### What the task asks
Write the records out again, precisely as they stand.

Records
■ ■ ■
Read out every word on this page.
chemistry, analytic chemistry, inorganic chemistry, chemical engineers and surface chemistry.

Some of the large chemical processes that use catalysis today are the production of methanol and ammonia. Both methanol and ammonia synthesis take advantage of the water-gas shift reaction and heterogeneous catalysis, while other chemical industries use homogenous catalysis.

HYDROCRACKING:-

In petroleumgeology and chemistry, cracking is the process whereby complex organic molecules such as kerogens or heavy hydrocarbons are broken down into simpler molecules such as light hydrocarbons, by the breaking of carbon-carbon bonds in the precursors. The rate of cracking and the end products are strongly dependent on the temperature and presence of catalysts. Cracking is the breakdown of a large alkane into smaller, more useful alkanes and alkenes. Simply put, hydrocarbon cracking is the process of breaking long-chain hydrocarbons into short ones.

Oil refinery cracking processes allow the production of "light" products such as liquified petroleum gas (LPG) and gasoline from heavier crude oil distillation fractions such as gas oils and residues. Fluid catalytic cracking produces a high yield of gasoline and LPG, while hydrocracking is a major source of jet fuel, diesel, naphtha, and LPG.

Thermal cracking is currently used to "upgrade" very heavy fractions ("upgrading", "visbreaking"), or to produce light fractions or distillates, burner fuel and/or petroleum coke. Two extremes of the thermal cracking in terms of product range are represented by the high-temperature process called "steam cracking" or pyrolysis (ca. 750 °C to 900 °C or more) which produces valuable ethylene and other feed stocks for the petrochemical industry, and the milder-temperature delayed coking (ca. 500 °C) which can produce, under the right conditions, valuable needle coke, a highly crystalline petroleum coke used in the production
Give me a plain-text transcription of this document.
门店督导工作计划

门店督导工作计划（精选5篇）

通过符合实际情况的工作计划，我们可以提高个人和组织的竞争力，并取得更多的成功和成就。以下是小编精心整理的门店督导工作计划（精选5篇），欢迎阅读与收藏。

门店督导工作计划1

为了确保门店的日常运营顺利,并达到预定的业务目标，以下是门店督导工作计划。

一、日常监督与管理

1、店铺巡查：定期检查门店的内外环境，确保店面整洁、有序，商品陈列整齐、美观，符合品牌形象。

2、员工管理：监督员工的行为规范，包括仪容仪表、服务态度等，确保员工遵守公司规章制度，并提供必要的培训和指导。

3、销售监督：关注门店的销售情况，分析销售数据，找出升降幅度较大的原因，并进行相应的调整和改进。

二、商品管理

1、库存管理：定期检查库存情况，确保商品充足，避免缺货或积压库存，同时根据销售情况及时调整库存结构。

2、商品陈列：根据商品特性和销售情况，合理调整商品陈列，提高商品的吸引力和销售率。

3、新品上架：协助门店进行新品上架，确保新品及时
■ ■ ■
### The answer
Read out every word on this page.
chemistry, analytic chemistry, inorganic chemistry, chemical engineers and surface chemistry.

Some of the large chemical processes that use catalysis today are the production of methanol and ammonia. Both methanol and ammonia synthesis take advantage of the water-gas shift reaction and heterogeneous catalysis, while other chemical industries use homogenous catalysis.

HYDROCRACKING:-

In petroleumgeology and chemistry, cracking is the process whereby complex organic molecules such as kerogens or heavy hydrocarbons are broken down into simpler molecules such as light hydrocarbons, by the breaking of carbon-carbon bonds in the precursors. The rate of cracking and the end products are strongly dependent on the temperature and presence of catalysts. Cracking is the breakdown of a large alkane into smaller, more useful alkanes and alkenes. Simply put, hydrocarbon cracking is the process of breaking long-chain hydrocarbons into short ones.

Oil refinery cracking processes allow the production of "light" products such as liquified petroleum gas (LPG) and gasoline from heavier crude oil distillation fractions such as gas oils and residues. Fluid catalytic cracking produces a high yield of gasoline and LPG, while hydrocracking is a major source of jet fuel, diesel, naphtha, and LPG.

Thermal cracking is currently used to "upgrade" very heavy fractions ("upgrading", "visbreaking"), or to produce light fractions or distillates, burner fuel and/or petroleum coke. Two extremes of the thermal cracking in terms of product range are represented by the high-temperature process called "steam cracking" or pyrolysis (ca. 750 °C to 900 °C or more) which produces valuable ethylene and other feed stocks for the petrochemical industry, and the milder-temperature delayed coking (ca. 500 °C) which can produce, under the right conditions, valuable needle coke, a highly crystalline petroleum coke used in the production
Give me a plain-text transcription of this document.
门店督导工作计划

门店督导工作计划（精选5篇）

通过符合实际情况的工作计划，我们可以提高个人和组织的竞争力，并取得更多的成功和成就。以下是小编精心整理的门店督导工作计划（精选5篇），欢迎阅读与收藏。

门店督导工作计划1

为了确保门店的日常运营顺利,并达到预定的业务目标，以下是门店督导工作计划。

一、日常监督与管理

1、店铺巡查：定期检查门店的内外环境，确保店面整洁、有序，商品陈列整齐、美观，符合品牌形象。

2、员工管理：监督员工的行为规范，包括仪容仪表、服务态度等，确保员工遵守公司规章制度，并提供必要的培训和指导。

3、销售监督：关注门店的销售情况，分析销售数据，找出升降幅度较大的原因，并进行相应的调整和改进。

二、商品管理

1、库存管理：定期检查库存情况，确保商品充足，避免缺货或积压库存，同时根据销售情况及时调整库存结构。

2、商品陈列：根据商品特性和销售情况，合理调整商品陈列，提高商品的吸引力和销售率。

3、新品上架：协助门店进行新品上架，确保新品及时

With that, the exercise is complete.